(PROVIDED INFORMATION):
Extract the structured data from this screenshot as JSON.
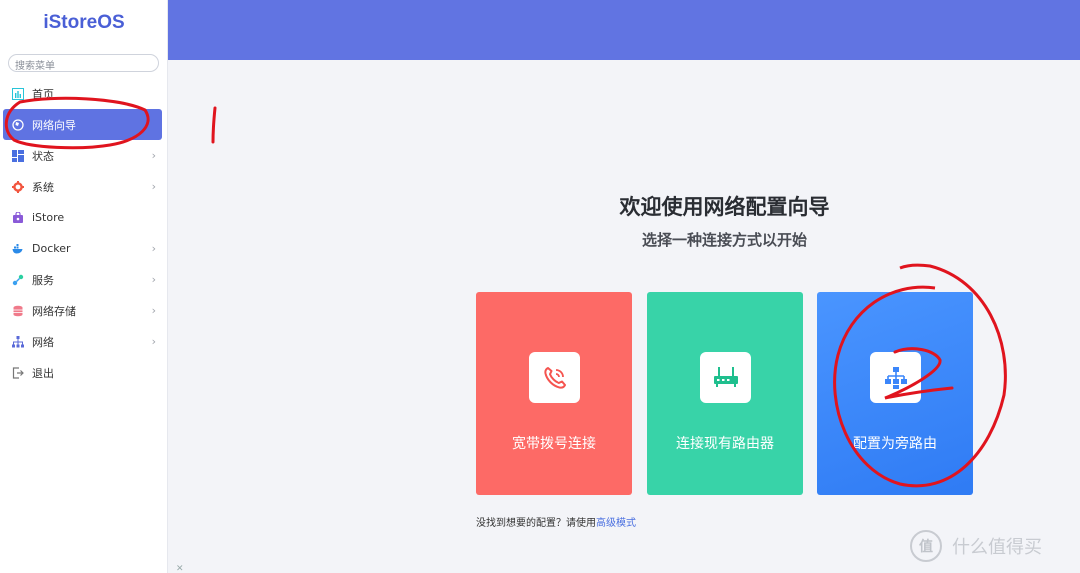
{
  "app": {
    "logo": "iStoreOS"
  },
  "sidebar": {
    "search_placeholder": "搜索菜单",
    "items": [
      {
        "label": "首页",
        "icon": "dashboard-icon",
        "icon_color": "#28c4d8",
        "has_children": false,
        "active": false
      },
      {
        "label": "网络向导",
        "icon": "globe-icon",
        "icon_color": "#ffffff",
        "has_children": false,
        "active": true
      },
      {
        "label": "状态",
        "icon": "grid-icon",
        "icon_color": "#4a6fe0",
        "has_children": true,
        "active": false
      },
      {
        "label": "系统",
        "icon": "gear-icon",
        "icon_color": "#f2553e",
        "has_children": true,
        "active": false
      },
      {
        "label": "iStore",
        "icon": "store-icon",
        "icon_color": "#8a5ad8",
        "has_children": false,
        "active": false
      },
      {
        "label": "Docker",
        "icon": "docker-icon",
        "icon_color": "#2a8ae8",
        "has_children": true,
        "active": false
      },
      {
        "label": "服务",
        "icon": "services-icon",
        "icon_color": "#3aa0f0",
        "has_children": true,
        "active": false
      },
      {
        "label": "网络存储",
        "icon": "storage-icon",
        "icon_color": "#f07a8a",
        "has_children": true,
        "active": false
      },
      {
        "label": "网络",
        "icon": "network-icon",
        "icon_color": "#5a6ad8",
        "has_children": true,
        "active": false
      },
      {
        "label": "退出",
        "icon": "logout-icon",
        "icon_color": "#777777",
        "has_children": false,
        "active": false
      }
    ]
  },
  "main": {
    "title": "欢迎使用网络配置向导",
    "subtitle": "选择一种连接方式以开始",
    "options": [
      {
        "label": "宽带拨号连接",
        "icon": "phone-icon",
        "color": "#fd6a66"
      },
      {
        "label": "连接现有路由器",
        "icon": "router-icon",
        "color": "#38d3a8"
      },
      {
        "label": "配置为旁路由",
        "icon": "topology-icon",
        "color": "#3b86fa"
      }
    ],
    "footer_text": "没找到想要的配置？请使用",
    "footer_link": "高级模式"
  },
  "watermark": {
    "badge": "值",
    "text": "什么值得买"
  },
  "annotations": {
    "mark_1": "1",
    "mark_2": "2",
    "color": "#e0141e"
  }
}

(WHAT YOU NEED TO DO): Make an exact copy of every record, pictures excluded.

(THE RESPONSE):
Extract the structured data from this screenshot as JSON.
{
  "app": {
    "logo": "iStoreOS"
  },
  "sidebar": {
    "search_placeholder": "搜索菜单",
    "items": [
      {
        "label": "首页",
        "icon": "dashboard-icon",
        "icon_color": "#28c4d8",
        "has_children": false,
        "active": false
      },
      {
        "label": "网络向导",
        "icon": "globe-icon",
        "icon_color": "#ffffff",
        "has_children": false,
        "active": true
      },
      {
        "label": "状态",
        "icon": "grid-icon",
        "icon_color": "#4a6fe0",
        "has_children": true,
        "active": false
      },
      {
        "label": "系统",
        "icon": "gear-icon",
        "icon_color": "#f2553e",
        "has_children": true,
        "active": false
      },
      {
        "label": "iStore",
        "icon": "store-icon",
        "icon_color": "#8a5ad8",
        "has_children": false,
        "active": false
      },
      {
        "label": "Docker",
        "icon": "docker-icon",
        "icon_color": "#2a8ae8",
        "has_children": true,
        "active": false
      },
      {
        "label": "服务",
        "icon": "services-icon",
        "icon_color": "#3aa0f0",
        "has_children": true,
        "active": false
      },
      {
        "label": "网络存储",
        "icon": "storage-icon",
        "icon_color": "#f07a8a",
        "has_children": true,
        "active": false
      },
      {
        "label": "网络",
        "icon": "network-icon",
        "icon_color": "#5a6ad8",
        "has_children": true,
        "active": false
      },
      {
        "label": "退出",
        "icon": "logout-icon",
        "icon_color": "#777777",
        "has_children": false,
        "active": false
      }
    ]
  },
  "main": {
    "title": "欢迎使用网络配置向导",
    "subtitle": "选择一种连接方式以开始",
    "options": [
      {
        "label": "宽带拨号连接",
        "icon": "phone-icon",
        "color": "#fd6a66"
      },
      {
        "label": "连接现有路由器",
        "icon": "router-icon",
        "color": "#38d3a8"
      },
      {
        "label": "配置为旁路由",
        "icon": "topology-icon",
        "color": "#3b86fa"
      }
    ],
    "footer_text": "没找到想要的配置？请使用",
    "footer_link": "高级模式"
  },
  "watermark": {
    "badge": "值",
    "text": "什么值得买"
  },
  "annotations": {
    "mark_1": "1",
    "mark_2": "2",
    "color": "#e0141e"
  }
}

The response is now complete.